PROVIDED DATA -
--- BEGIN ---

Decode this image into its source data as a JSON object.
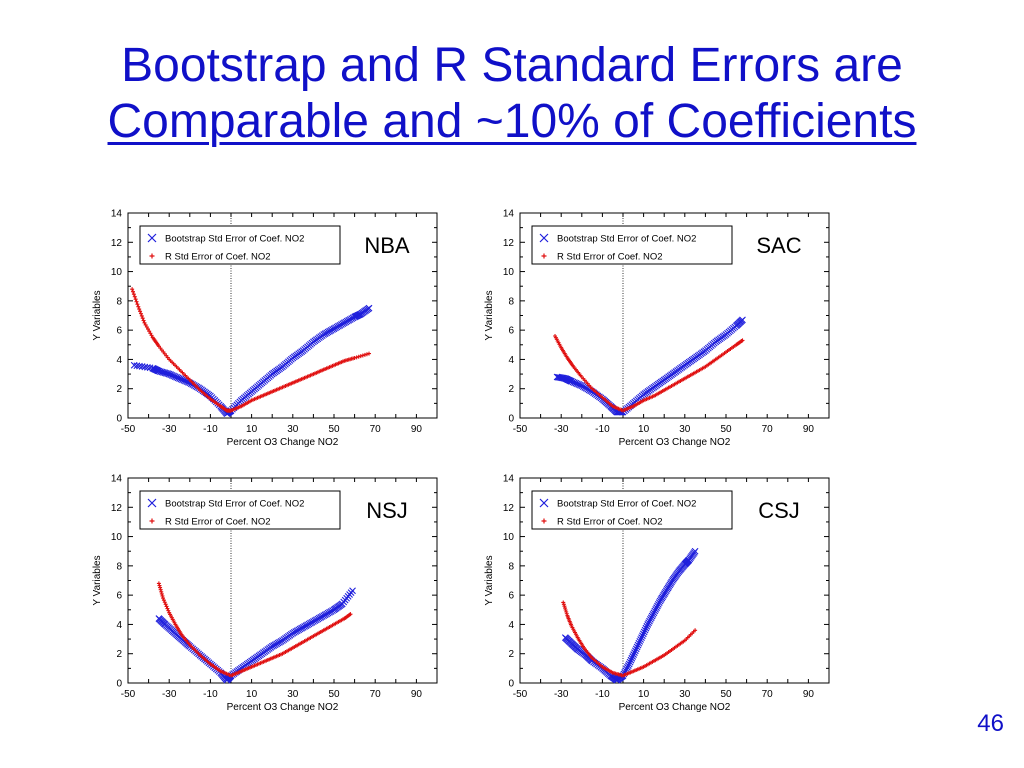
{
  "slide": {
    "title_line1": "Bootstrap and R Standard Errors are",
    "title_line2": "Comparable and ~10% of Coefficients",
    "number": "46"
  },
  "colors": {
    "title": "#1010c8",
    "bootstrap_series": "#1f1fdc",
    "r_series": "#e01010",
    "axis": "#000000"
  },
  "chart_data": [
    {
      "type": "scatter",
      "panel_label": "NBA",
      "xlabel": "Percent O3 Change NO2",
      "ylabel": "Y Variables",
      "xlim": [
        -50,
        100
      ],
      "ylim": [
        0,
        14
      ],
      "xticks": [
        -50,
        -30,
        -10,
        10,
        30,
        50,
        70,
        90
      ],
      "yticks": [
        0,
        2,
        4,
        6,
        8,
        10,
        12,
        14
      ],
      "vline_x": 0,
      "legend_position": "top-left",
      "series": [
        {
          "name": "Bootstrap Std Error of Coef. NO2",
          "marker": "x",
          "color": "#1f1fdc",
          "x": [
            -47,
            -38,
            -35,
            -30,
            -25,
            -20,
            -15,
            -10,
            -5,
            -2,
            0,
            5,
            10,
            15,
            20,
            25,
            30,
            35,
            40,
            45,
            50,
            55,
            60,
            63,
            67
          ],
          "y": [
            3.6,
            3.4,
            3.2,
            3.0,
            2.7,
            2.4,
            2.0,
            1.5,
            0.8,
            0.3,
            0.5,
            1.2,
            1.8,
            2.4,
            3.0,
            3.5,
            4.1,
            4.6,
            5.2,
            5.7,
            6.1,
            6.5,
            6.9,
            7.1,
            7.5
          ]
        },
        {
          "name": "R Std Error of Coef. NO2",
          "marker": "+",
          "color": "#e01010",
          "x": [
            -48,
            -45,
            -42,
            -38,
            -35,
            -30,
            -25,
            -20,
            -15,
            -10,
            -5,
            -2,
            0,
            5,
            10,
            15,
            20,
            25,
            30,
            35,
            40,
            45,
            50,
            55,
            60,
            67
          ],
          "y": [
            8.8,
            7.6,
            6.5,
            5.5,
            4.9,
            4.0,
            3.3,
            2.6,
            1.9,
            1.3,
            0.8,
            0.5,
            0.5,
            0.8,
            1.2,
            1.5,
            1.8,
            2.1,
            2.4,
            2.7,
            3.0,
            3.3,
            3.6,
            3.9,
            4.1,
            4.4
          ]
        }
      ]
    },
    {
      "type": "scatter",
      "panel_label": "SAC",
      "xlabel": "Percent O3 Change NO2",
      "ylabel": "Y Variables",
      "xlim": [
        -50,
        100
      ],
      "ylim": [
        0,
        14
      ],
      "xticks": [
        -50,
        -30,
        -10,
        10,
        30,
        50,
        70,
        90
      ],
      "yticks": [
        0,
        2,
        4,
        6,
        8,
        10,
        12,
        14
      ],
      "vline_x": 0,
      "legend_position": "top-left",
      "series": [
        {
          "name": "Bootstrap Std Error of Coef. NO2",
          "marker": "x",
          "color": "#1f1fdc",
          "x": [
            -32,
            -28,
            -25,
            -20,
            -15,
            -10,
            -6,
            -3,
            0,
            5,
            10,
            15,
            20,
            25,
            30,
            35,
            40,
            45,
            50,
            55,
            58
          ],
          "y": [
            2.8,
            2.7,
            2.5,
            2.2,
            1.8,
            1.3,
            0.8,
            0.4,
            0.4,
            1.0,
            1.6,
            2.1,
            2.6,
            3.1,
            3.6,
            4.1,
            4.6,
            5.2,
            5.7,
            6.3,
            6.7
          ]
        },
        {
          "name": "R Std Error of Coef. NO2",
          "marker": "+",
          "color": "#e01010",
          "x": [
            -33,
            -30,
            -27,
            -24,
            -20,
            -15,
            -10,
            -5,
            0,
            5,
            10,
            15,
            20,
            25,
            30,
            35,
            40,
            45,
            50,
            55,
            58
          ],
          "y": [
            5.6,
            4.8,
            4.1,
            3.5,
            2.8,
            2.0,
            1.4,
            0.8,
            0.5,
            0.8,
            1.2,
            1.5,
            1.9,
            2.3,
            2.7,
            3.1,
            3.5,
            4.0,
            4.5,
            5.0,
            5.3
          ]
        }
      ]
    },
    {
      "type": "scatter",
      "panel_label": "NSJ",
      "xlabel": "Percent O3 Change NO2",
      "ylabel": "Y Variables",
      "xlim": [
        -50,
        100
      ],
      "ylim": [
        0,
        14
      ],
      "xticks": [
        -50,
        -30,
        -10,
        10,
        30,
        50,
        70,
        90
      ],
      "yticks": [
        0,
        2,
        4,
        6,
        8,
        10,
        12,
        14
      ],
      "vline_x": 0,
      "legend_position": "top-left",
      "series": [
        {
          "name": "Bootstrap Std Error of Coef. NO2",
          "marker": "x",
          "color": "#1f1fdc",
          "x": [
            -35,
            -32,
            -28,
            -24,
            -20,
            -15,
            -10,
            -5,
            -2,
            0,
            5,
            10,
            15,
            20,
            25,
            30,
            35,
            40,
            45,
            50,
            54,
            59
          ],
          "y": [
            4.4,
            4.0,
            3.5,
            3.0,
            2.5,
            1.9,
            1.3,
            0.7,
            0.2,
            0.5,
            1.0,
            1.5,
            2.0,
            2.5,
            2.9,
            3.4,
            3.8,
            4.2,
            4.6,
            5.0,
            5.4,
            6.3
          ]
        },
        {
          "name": "R Std Error of Coef. NO2",
          "marker": "+",
          "color": "#e01010",
          "x": [
            -35,
            -33,
            -30,
            -27,
            -24,
            -20,
            -15,
            -10,
            -5,
            0,
            5,
            10,
            15,
            20,
            25,
            30,
            35,
            40,
            45,
            50,
            55,
            58
          ],
          "y": [
            6.8,
            5.8,
            4.8,
            4.0,
            3.3,
            2.6,
            1.9,
            1.3,
            0.8,
            0.5,
            0.8,
            1.1,
            1.4,
            1.7,
            2.0,
            2.4,
            2.8,
            3.2,
            3.6,
            4.0,
            4.4,
            4.7
          ]
        }
      ]
    },
    {
      "type": "scatter",
      "panel_label": "CSJ",
      "xlabel": "Percent O3 Change NO2",
      "ylabel": "Y Variables",
      "xlim": [
        -50,
        100
      ],
      "ylim": [
        0,
        14
      ],
      "xticks": [
        -50,
        -30,
        -10,
        10,
        30,
        50,
        70,
        90
      ],
      "yticks": [
        0,
        2,
        4,
        6,
        8,
        10,
        12,
        14
      ],
      "vline_x": 0,
      "legend_position": "top-left",
      "series": [
        {
          "name": "Bootstrap Std Error of Coef. NO2",
          "marker": "x",
          "color": "#1f1fdc",
          "x": [
            -28,
            -25,
            -22,
            -18,
            -15,
            -10,
            -6,
            -3,
            0,
            3,
            6,
            9,
            12,
            15,
            18,
            21,
            24,
            27,
            30,
            32,
            35
          ],
          "y": [
            3.1,
            2.7,
            2.3,
            1.9,
            1.5,
            1.0,
            0.5,
            0.2,
            0.5,
            1.3,
            2.2,
            3.1,
            4.0,
            4.8,
            5.6,
            6.3,
            7.0,
            7.6,
            8.1,
            8.4,
            9.0
          ]
        },
        {
          "name": "R Std Error of Coef. NO2",
          "marker": "+",
          "color": "#e01010",
          "x": [
            -29,
            -27,
            -25,
            -22,
            -19,
            -15,
            -10,
            -5,
            0,
            5,
            10,
            15,
            20,
            25,
            30,
            35
          ],
          "y": [
            5.5,
            4.6,
            3.9,
            3.1,
            2.4,
            1.7,
            1.1,
            0.7,
            0.5,
            0.8,
            1.1,
            1.5,
            1.9,
            2.4,
            2.9,
            3.6
          ]
        }
      ]
    }
  ]
}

--- END ---

Write the entries above out again exactly, but not the pictures.

EXERCISE OUTPUT -
Decode this image into its source data as a JSON object.
{
  "slide": {
    "title_line1": "Bootstrap and R Standard Errors are",
    "title_line2": "Comparable and ~10% of Coefficients",
    "number": "46"
  },
  "colors": {
    "title": "#1010c8",
    "bootstrap_series": "#1f1fdc",
    "r_series": "#e01010",
    "axis": "#000000"
  },
  "chart_data": [
    {
      "type": "scatter",
      "panel_label": "NBA",
      "xlabel": "Percent O3 Change NO2",
      "ylabel": "Y Variables",
      "xlim": [
        -50,
        100
      ],
      "ylim": [
        0,
        14
      ],
      "xticks": [
        -50,
        -30,
        -10,
        10,
        30,
        50,
        70,
        90
      ],
      "yticks": [
        0,
        2,
        4,
        6,
        8,
        10,
        12,
        14
      ],
      "vline_x": 0,
      "legend_position": "top-left",
      "series": [
        {
          "name": "Bootstrap Std Error of Coef. NO2",
          "marker": "x",
          "color": "#1f1fdc",
          "x": [
            -47,
            -38,
            -35,
            -30,
            -25,
            -20,
            -15,
            -10,
            -5,
            -2,
            0,
            5,
            10,
            15,
            20,
            25,
            30,
            35,
            40,
            45,
            50,
            55,
            60,
            63,
            67
          ],
          "y": [
            3.6,
            3.4,
            3.2,
            3.0,
            2.7,
            2.4,
            2.0,
            1.5,
            0.8,
            0.3,
            0.5,
            1.2,
            1.8,
            2.4,
            3.0,
            3.5,
            4.1,
            4.6,
            5.2,
            5.7,
            6.1,
            6.5,
            6.9,
            7.1,
            7.5
          ]
        },
        {
          "name": "R Std Error of Coef. NO2",
          "marker": "+",
          "color": "#e01010",
          "x": [
            -48,
            -45,
            -42,
            -38,
            -35,
            -30,
            -25,
            -20,
            -15,
            -10,
            -5,
            -2,
            0,
            5,
            10,
            15,
            20,
            25,
            30,
            35,
            40,
            45,
            50,
            55,
            60,
            67
          ],
          "y": [
            8.8,
            7.6,
            6.5,
            5.5,
            4.9,
            4.0,
            3.3,
            2.6,
            1.9,
            1.3,
            0.8,
            0.5,
            0.5,
            0.8,
            1.2,
            1.5,
            1.8,
            2.1,
            2.4,
            2.7,
            3.0,
            3.3,
            3.6,
            3.9,
            4.1,
            4.4
          ]
        }
      ]
    },
    {
      "type": "scatter",
      "panel_label": "SAC",
      "xlabel": "Percent O3 Change NO2",
      "ylabel": "Y Variables",
      "xlim": [
        -50,
        100
      ],
      "ylim": [
        0,
        14
      ],
      "xticks": [
        -50,
        -30,
        -10,
        10,
        30,
        50,
        70,
        90
      ],
      "yticks": [
        0,
        2,
        4,
        6,
        8,
        10,
        12,
        14
      ],
      "vline_x": 0,
      "legend_position": "top-left",
      "series": [
        {
          "name": "Bootstrap Std Error of Coef. NO2",
          "marker": "x",
          "color": "#1f1fdc",
          "x": [
            -32,
            -28,
            -25,
            -20,
            -15,
            -10,
            -6,
            -3,
            0,
            5,
            10,
            15,
            20,
            25,
            30,
            35,
            40,
            45,
            50,
            55,
            58
          ],
          "y": [
            2.8,
            2.7,
            2.5,
            2.2,
            1.8,
            1.3,
            0.8,
            0.4,
            0.4,
            1.0,
            1.6,
            2.1,
            2.6,
            3.1,
            3.6,
            4.1,
            4.6,
            5.2,
            5.7,
            6.3,
            6.7
          ]
        },
        {
          "name": "R Std Error of Coef. NO2",
          "marker": "+",
          "color": "#e01010",
          "x": [
            -33,
            -30,
            -27,
            -24,
            -20,
            -15,
            -10,
            -5,
            0,
            5,
            10,
            15,
            20,
            25,
            30,
            35,
            40,
            45,
            50,
            55,
            58
          ],
          "y": [
            5.6,
            4.8,
            4.1,
            3.5,
            2.8,
            2.0,
            1.4,
            0.8,
            0.5,
            0.8,
            1.2,
            1.5,
            1.9,
            2.3,
            2.7,
            3.1,
            3.5,
            4.0,
            4.5,
            5.0,
            5.3
          ]
        }
      ]
    },
    {
      "type": "scatter",
      "panel_label": "NSJ",
      "xlabel": "Percent O3 Change NO2",
      "ylabel": "Y Variables",
      "xlim": [
        -50,
        100
      ],
      "ylim": [
        0,
        14
      ],
      "xticks": [
        -50,
        -30,
        -10,
        10,
        30,
        50,
        70,
        90
      ],
      "yticks": [
        0,
        2,
        4,
        6,
        8,
        10,
        12,
        14
      ],
      "vline_x": 0,
      "legend_position": "top-left",
      "series": [
        {
          "name": "Bootstrap Std Error of Coef. NO2",
          "marker": "x",
          "color": "#1f1fdc",
          "x": [
            -35,
            -32,
            -28,
            -24,
            -20,
            -15,
            -10,
            -5,
            -2,
            0,
            5,
            10,
            15,
            20,
            25,
            30,
            35,
            40,
            45,
            50,
            54,
            59
          ],
          "y": [
            4.4,
            4.0,
            3.5,
            3.0,
            2.5,
            1.9,
            1.3,
            0.7,
            0.2,
            0.5,
            1.0,
            1.5,
            2.0,
            2.5,
            2.9,
            3.4,
            3.8,
            4.2,
            4.6,
            5.0,
            5.4,
            6.3
          ]
        },
        {
          "name": "R Std Error of Coef. NO2",
          "marker": "+",
          "color": "#e01010",
          "x": [
            -35,
            -33,
            -30,
            -27,
            -24,
            -20,
            -15,
            -10,
            -5,
            0,
            5,
            10,
            15,
            20,
            25,
            30,
            35,
            40,
            45,
            50,
            55,
            58
          ],
          "y": [
            6.8,
            5.8,
            4.8,
            4.0,
            3.3,
            2.6,
            1.9,
            1.3,
            0.8,
            0.5,
            0.8,
            1.1,
            1.4,
            1.7,
            2.0,
            2.4,
            2.8,
            3.2,
            3.6,
            4.0,
            4.4,
            4.7
          ]
        }
      ]
    },
    {
      "type": "scatter",
      "panel_label": "CSJ",
      "xlabel": "Percent O3 Change NO2",
      "ylabel": "Y Variables",
      "xlim": [
        -50,
        100
      ],
      "ylim": [
        0,
        14
      ],
      "xticks": [
        -50,
        -30,
        -10,
        10,
        30,
        50,
        70,
        90
      ],
      "yticks": [
        0,
        2,
        4,
        6,
        8,
        10,
        12,
        14
      ],
      "vline_x": 0,
      "legend_position": "top-left",
      "series": [
        {
          "name": "Bootstrap Std Error of Coef. NO2",
          "marker": "x",
          "color": "#1f1fdc",
          "x": [
            -28,
            -25,
            -22,
            -18,
            -15,
            -10,
            -6,
            -3,
            0,
            3,
            6,
            9,
            12,
            15,
            18,
            21,
            24,
            27,
            30,
            32,
            35
          ],
          "y": [
            3.1,
            2.7,
            2.3,
            1.9,
            1.5,
            1.0,
            0.5,
            0.2,
            0.5,
            1.3,
            2.2,
            3.1,
            4.0,
            4.8,
            5.6,
            6.3,
            7.0,
            7.6,
            8.1,
            8.4,
            9.0
          ]
        },
        {
          "name": "R Std Error of Coef. NO2",
          "marker": "+",
          "color": "#e01010",
          "x": [
            -29,
            -27,
            -25,
            -22,
            -19,
            -15,
            -10,
            -5,
            0,
            5,
            10,
            15,
            20,
            25,
            30,
            35
          ],
          "y": [
            5.5,
            4.6,
            3.9,
            3.1,
            2.4,
            1.7,
            1.1,
            0.7,
            0.5,
            0.8,
            1.1,
            1.5,
            1.9,
            2.4,
            2.9,
            3.6
          ]
        }
      ]
    }
  ]
}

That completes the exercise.